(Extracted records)
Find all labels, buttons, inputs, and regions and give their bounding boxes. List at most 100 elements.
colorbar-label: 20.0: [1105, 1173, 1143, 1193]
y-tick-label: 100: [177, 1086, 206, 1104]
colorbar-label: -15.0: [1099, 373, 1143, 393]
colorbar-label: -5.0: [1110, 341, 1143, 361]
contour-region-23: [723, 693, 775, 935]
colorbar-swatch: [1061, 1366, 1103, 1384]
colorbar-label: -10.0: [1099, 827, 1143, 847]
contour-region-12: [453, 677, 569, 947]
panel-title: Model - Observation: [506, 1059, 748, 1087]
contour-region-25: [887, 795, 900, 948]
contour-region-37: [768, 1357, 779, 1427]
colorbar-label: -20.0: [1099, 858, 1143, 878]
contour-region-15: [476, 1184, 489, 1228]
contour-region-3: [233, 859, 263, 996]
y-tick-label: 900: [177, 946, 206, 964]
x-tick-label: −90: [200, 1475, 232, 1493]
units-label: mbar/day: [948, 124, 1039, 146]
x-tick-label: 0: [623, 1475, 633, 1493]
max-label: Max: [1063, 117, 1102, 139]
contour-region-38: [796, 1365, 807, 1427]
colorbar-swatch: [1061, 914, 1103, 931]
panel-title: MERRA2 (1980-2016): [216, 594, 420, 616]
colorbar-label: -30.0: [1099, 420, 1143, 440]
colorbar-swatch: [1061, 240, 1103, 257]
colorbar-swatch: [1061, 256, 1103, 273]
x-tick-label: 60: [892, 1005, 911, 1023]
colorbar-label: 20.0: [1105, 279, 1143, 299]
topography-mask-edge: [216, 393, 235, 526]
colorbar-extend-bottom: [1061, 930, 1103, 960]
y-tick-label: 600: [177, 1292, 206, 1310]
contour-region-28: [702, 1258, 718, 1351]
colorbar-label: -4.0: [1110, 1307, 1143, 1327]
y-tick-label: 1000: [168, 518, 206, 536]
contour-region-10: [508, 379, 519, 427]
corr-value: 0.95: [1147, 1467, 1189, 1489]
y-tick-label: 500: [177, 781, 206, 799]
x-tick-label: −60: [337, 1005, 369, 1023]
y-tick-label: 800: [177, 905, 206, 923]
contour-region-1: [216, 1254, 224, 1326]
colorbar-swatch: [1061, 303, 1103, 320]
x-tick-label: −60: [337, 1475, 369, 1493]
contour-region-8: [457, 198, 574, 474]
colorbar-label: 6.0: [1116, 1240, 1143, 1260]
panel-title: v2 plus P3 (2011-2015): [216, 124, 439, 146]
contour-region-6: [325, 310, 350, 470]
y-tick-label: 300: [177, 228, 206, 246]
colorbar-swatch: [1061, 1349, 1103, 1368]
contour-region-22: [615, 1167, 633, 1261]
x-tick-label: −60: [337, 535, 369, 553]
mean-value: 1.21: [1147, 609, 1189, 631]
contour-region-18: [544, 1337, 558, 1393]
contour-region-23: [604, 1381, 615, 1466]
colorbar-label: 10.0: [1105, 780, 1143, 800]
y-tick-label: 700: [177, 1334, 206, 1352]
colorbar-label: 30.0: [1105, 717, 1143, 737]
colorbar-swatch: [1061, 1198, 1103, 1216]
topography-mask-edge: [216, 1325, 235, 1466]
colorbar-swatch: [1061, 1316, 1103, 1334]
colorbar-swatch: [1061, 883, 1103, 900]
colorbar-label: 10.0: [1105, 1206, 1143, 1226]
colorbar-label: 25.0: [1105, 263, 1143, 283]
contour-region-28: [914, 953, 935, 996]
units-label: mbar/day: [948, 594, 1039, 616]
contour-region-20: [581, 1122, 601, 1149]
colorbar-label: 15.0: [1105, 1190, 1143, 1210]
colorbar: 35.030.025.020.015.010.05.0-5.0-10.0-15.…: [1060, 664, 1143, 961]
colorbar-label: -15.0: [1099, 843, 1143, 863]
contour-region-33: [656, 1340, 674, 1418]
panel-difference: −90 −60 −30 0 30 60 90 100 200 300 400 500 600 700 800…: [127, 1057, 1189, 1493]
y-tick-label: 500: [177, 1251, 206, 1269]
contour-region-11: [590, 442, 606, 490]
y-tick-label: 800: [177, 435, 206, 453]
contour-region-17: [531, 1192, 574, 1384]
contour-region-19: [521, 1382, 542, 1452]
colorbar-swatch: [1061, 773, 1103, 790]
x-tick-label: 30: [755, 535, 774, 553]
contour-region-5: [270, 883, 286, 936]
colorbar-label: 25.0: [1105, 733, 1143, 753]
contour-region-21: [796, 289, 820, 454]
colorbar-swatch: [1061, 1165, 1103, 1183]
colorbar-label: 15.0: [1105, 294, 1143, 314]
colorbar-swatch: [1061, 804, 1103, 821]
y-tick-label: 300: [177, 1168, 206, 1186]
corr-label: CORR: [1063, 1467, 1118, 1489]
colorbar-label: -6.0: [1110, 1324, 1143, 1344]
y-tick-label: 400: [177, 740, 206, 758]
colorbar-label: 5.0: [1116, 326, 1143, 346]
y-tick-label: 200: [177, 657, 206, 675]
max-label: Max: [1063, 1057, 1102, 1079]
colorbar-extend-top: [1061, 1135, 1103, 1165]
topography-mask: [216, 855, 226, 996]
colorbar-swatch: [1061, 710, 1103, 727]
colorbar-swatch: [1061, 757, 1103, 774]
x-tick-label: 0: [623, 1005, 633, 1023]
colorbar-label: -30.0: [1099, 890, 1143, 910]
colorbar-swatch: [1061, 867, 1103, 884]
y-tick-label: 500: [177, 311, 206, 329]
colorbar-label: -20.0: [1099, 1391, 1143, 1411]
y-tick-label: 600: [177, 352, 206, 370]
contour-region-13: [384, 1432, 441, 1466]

• GOAL
Duplicate the lines above, keeping everything in them unchanged.

• SOLUTION FOR THIS EXERCISE
Find all labels, buttons, inputs, and regions and give their bounding boxes. List at most 100 elements.
colorbar-label: 20.0: [1105, 1173, 1143, 1193]
y-tick-label: 100: [177, 1086, 206, 1104]
colorbar-label: -15.0: [1099, 373, 1143, 393]
colorbar-label: -5.0: [1110, 341, 1143, 361]
contour-region-23: [723, 693, 775, 935]
colorbar-swatch: [1061, 1366, 1103, 1384]
colorbar-label: -10.0: [1099, 827, 1143, 847]
contour-region-12: [453, 677, 569, 947]
panel-title: Model - Observation: [506, 1059, 748, 1087]
contour-region-25: [887, 795, 900, 948]
contour-region-37: [768, 1357, 779, 1427]
colorbar-label: -20.0: [1099, 858, 1143, 878]
contour-region-15: [476, 1184, 489, 1228]
contour-region-3: [233, 859, 263, 996]
y-tick-label: 900: [177, 946, 206, 964]
x-tick-label: −90: [200, 1475, 232, 1493]
units-label: mbar/day: [948, 124, 1039, 146]
x-tick-label: 0: [623, 1475, 633, 1493]
max-label: Max: [1063, 117, 1102, 139]
contour-region-38: [796, 1365, 807, 1427]
colorbar-swatch: [1061, 914, 1103, 931]
panel-title: MERRA2 (1980-2016): [216, 594, 420, 616]
colorbar-label: -30.0: [1099, 420, 1143, 440]
colorbar-swatch: [1061, 240, 1103, 257]
colorbar-swatch: [1061, 256, 1103, 273]
x-tick-label: 60: [892, 1005, 911, 1023]
colorbar-label: 20.0: [1105, 279, 1143, 299]
topography-mask-edge: [216, 393, 235, 526]
colorbar-extend-bottom: [1061, 930, 1103, 960]
y-tick-label: 600: [177, 1292, 206, 1310]
contour-region-28: [702, 1258, 718, 1351]
colorbar-label: -4.0: [1110, 1307, 1143, 1327]
y-tick-label: 1000: [168, 518, 206, 536]
contour-region-10: [508, 379, 519, 427]
corr-value: 0.95: [1147, 1467, 1189, 1489]
y-tick-label: 500: [177, 781, 206, 799]
x-tick-label: −60: [337, 1005, 369, 1023]
y-tick-label: 800: [177, 905, 206, 923]
contour-region-1: [216, 1254, 224, 1326]
colorbar-swatch: [1061, 303, 1103, 320]
x-tick-label: −60: [337, 1475, 369, 1493]
contour-region-8: [457, 198, 574, 474]
colorbar-label: 6.0: [1116, 1240, 1143, 1260]
panel-title: v2 plus P3 (2011-2015): [216, 124, 439, 146]
contour-region-6: [325, 310, 350, 470]
y-tick-label: 300: [177, 228, 206, 246]
colorbar-swatch: [1061, 1349, 1103, 1368]
contour-region-22: [615, 1167, 633, 1261]
x-tick-label: −60: [337, 535, 369, 553]
mean-value: 1.21: [1147, 609, 1189, 631]
contour-region-18: [544, 1337, 558, 1393]
contour-region-23: [604, 1381, 615, 1466]
colorbar-label: 10.0: [1105, 780, 1143, 800]
y-tick-label: 700: [177, 1334, 206, 1352]
colorbar-label: 30.0: [1105, 717, 1143, 737]
colorbar-swatch: [1061, 1198, 1103, 1216]
topography-mask-edge: [216, 1325, 235, 1466]
colorbar-swatch: [1061, 1316, 1103, 1334]
colorbar-swatch: [1061, 883, 1103, 900]
colorbar-label: 10.0: [1105, 1206, 1143, 1226]
colorbar-label: 25.0: [1105, 263, 1143, 283]
contour-region-28: [914, 953, 935, 996]
units-label: mbar/day: [948, 594, 1039, 616]
contour-region-20: [581, 1122, 601, 1149]
colorbar-label: 15.0: [1105, 1190, 1143, 1210]
colorbar: 35.030.025.020.015.010.05.0-5.0-10.0-15.…: [1060, 664, 1143, 961]
colorbar-label: -15.0: [1099, 843, 1143, 863]
contour-region-33: [656, 1340, 674, 1418]
panel-difference: −90 −60 −30 0 30 60 90 100 200 300 400 500 600 700 800…: [127, 1057, 1189, 1493]
y-tick-label: 500: [177, 1251, 206, 1269]
contour-region-11: [590, 442, 606, 490]
y-tick-label: 800: [177, 435, 206, 453]
contour-region-17: [531, 1192, 574, 1384]
contour-region-19: [521, 1382, 542, 1452]
colorbar-swatch: [1061, 773, 1103, 790]
x-tick-label: 30: [755, 535, 774, 553]
contour-region-5: [270, 883, 286, 936]
colorbar-label: 25.0: [1105, 733, 1143, 753]
contour-region-21: [796, 289, 820, 454]
colorbar-swatch: [1061, 1165, 1103, 1183]
colorbar-label: 15.0: [1105, 294, 1143, 314]
colorbar-swatch: [1061, 804, 1103, 821]
y-tick-label: 300: [177, 1168, 206, 1186]
corr-label: CORR: [1063, 1467, 1118, 1489]
colorbar-label: -6.0: [1110, 1324, 1143, 1344]
y-tick-label: 400: [177, 740, 206, 758]
colorbar-label: 5.0: [1116, 326, 1143, 346]
y-tick-label: 200: [177, 657, 206, 675]
max-label: Max: [1063, 1057, 1102, 1079]
colorbar-extend-top: [1061, 1135, 1103, 1165]
topography-mask: [216, 855, 226, 996]
colorbar-swatch: [1061, 710, 1103, 727]
colorbar-swatch: [1061, 757, 1103, 774]
x-tick-label: 0: [623, 1005, 633, 1023]
colorbar-label: -30.0: [1099, 890, 1143, 910]
colorbar-swatch: [1061, 867, 1103, 884]
y-tick-label: 500: [177, 311, 206, 329]
colorbar-label: -20.0: [1099, 1391, 1143, 1411]
y-tick-label: 600: [177, 352, 206, 370]
contour-region-13: [384, 1432, 441, 1466]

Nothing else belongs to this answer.